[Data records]
+===+
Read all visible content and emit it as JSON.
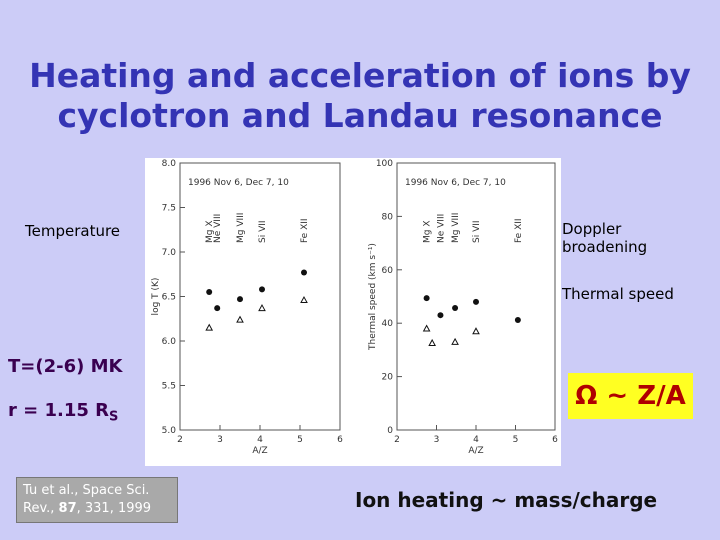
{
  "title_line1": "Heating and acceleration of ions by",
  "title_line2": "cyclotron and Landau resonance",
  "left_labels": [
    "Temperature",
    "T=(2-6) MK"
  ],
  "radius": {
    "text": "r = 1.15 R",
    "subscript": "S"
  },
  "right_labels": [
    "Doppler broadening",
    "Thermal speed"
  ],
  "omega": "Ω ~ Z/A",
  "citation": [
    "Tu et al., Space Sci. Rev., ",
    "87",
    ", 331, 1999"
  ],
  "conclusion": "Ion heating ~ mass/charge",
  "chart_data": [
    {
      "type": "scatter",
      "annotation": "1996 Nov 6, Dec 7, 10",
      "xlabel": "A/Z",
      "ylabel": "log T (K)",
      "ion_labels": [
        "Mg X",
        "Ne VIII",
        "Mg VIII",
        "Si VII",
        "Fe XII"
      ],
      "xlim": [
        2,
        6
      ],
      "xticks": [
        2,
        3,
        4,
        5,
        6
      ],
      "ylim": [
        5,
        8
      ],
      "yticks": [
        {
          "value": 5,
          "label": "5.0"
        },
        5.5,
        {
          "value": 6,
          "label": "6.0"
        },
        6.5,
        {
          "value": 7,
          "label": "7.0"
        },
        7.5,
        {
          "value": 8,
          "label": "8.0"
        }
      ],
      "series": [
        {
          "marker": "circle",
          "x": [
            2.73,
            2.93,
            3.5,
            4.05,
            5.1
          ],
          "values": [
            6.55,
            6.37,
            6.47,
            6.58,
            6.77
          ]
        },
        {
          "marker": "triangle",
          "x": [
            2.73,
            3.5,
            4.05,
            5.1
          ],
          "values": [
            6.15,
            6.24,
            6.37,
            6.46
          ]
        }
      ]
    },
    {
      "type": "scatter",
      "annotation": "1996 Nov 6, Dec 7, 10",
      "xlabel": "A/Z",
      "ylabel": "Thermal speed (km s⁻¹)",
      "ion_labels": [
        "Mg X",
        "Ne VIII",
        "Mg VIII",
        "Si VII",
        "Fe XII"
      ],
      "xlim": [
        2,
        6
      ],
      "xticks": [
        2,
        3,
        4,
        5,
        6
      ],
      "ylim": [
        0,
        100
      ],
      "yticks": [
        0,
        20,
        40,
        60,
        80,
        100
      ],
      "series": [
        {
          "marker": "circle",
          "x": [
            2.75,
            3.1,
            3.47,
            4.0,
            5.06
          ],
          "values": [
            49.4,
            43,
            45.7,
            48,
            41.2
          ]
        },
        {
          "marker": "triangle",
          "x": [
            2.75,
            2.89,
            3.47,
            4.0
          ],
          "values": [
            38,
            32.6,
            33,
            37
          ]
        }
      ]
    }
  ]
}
+===+
WHAT IS EXPECTED
Copy the material above exactly and drop the pictures.

TASK RESULT
Read all visible content and emit it as JSON.
{
  "title_line1": "Heating and acceleration of ions by",
  "title_line2": "cyclotron and Landau resonance",
  "left_labels": [
    "Temperature",
    "T=(2-6) MK"
  ],
  "radius": {
    "text": "r = 1.15 R",
    "subscript": "S"
  },
  "right_labels": [
    "Doppler broadening",
    "Thermal speed"
  ],
  "omega": "Ω ~ Z/A",
  "citation": [
    "Tu et al., Space Sci. Rev., ",
    "87",
    ", 331, 1999"
  ],
  "conclusion": "Ion heating ~ mass/charge",
  "chart_data": [
    {
      "type": "scatter",
      "annotation": "1996 Nov 6, Dec 7, 10",
      "xlabel": "A/Z",
      "ylabel": "log T (K)",
      "ion_labels": [
        "Mg X",
        "Ne VIII",
        "Mg VIII",
        "Si VII",
        "Fe XII"
      ],
      "xlim": [
        2,
        6
      ],
      "xticks": [
        2,
        3,
        4,
        5,
        6
      ],
      "ylim": [
        5,
        8
      ],
      "yticks": [
        {
          "value": 5,
          "label": "5.0"
        },
        5.5,
        {
          "value": 6,
          "label": "6.0"
        },
        6.5,
        {
          "value": 7,
          "label": "7.0"
        },
        7.5,
        {
          "value": 8,
          "label": "8.0"
        }
      ],
      "series": [
        {
          "marker": "circle",
          "x": [
            2.73,
            2.93,
            3.5,
            4.05,
            5.1
          ],
          "values": [
            6.55,
            6.37,
            6.47,
            6.58,
            6.77
          ]
        },
        {
          "marker": "triangle",
          "x": [
            2.73,
            3.5,
            4.05,
            5.1
          ],
          "values": [
            6.15,
            6.24,
            6.37,
            6.46
          ]
        }
      ]
    },
    {
      "type": "scatter",
      "annotation": "1996 Nov 6, Dec 7, 10",
      "xlabel": "A/Z",
      "ylabel": "Thermal speed (km s⁻¹)",
      "ion_labels": [
        "Mg X",
        "Ne VIII",
        "Mg VIII",
        "Si VII",
        "Fe XII"
      ],
      "xlim": [
        2,
        6
      ],
      "xticks": [
        2,
        3,
        4,
        5,
        6
      ],
      "ylim": [
        0,
        100
      ],
      "yticks": [
        0,
        20,
        40,
        60,
        80,
        100
      ],
      "series": [
        {
          "marker": "circle",
          "x": [
            2.75,
            3.1,
            3.47,
            4.0,
            5.06
          ],
          "values": [
            49.4,
            43,
            45.7,
            48,
            41.2
          ]
        },
        {
          "marker": "triangle",
          "x": [
            2.75,
            2.89,
            3.47,
            4.0
          ],
          "values": [
            38,
            32.6,
            33,
            37
          ]
        }
      ]
    }
  ]
}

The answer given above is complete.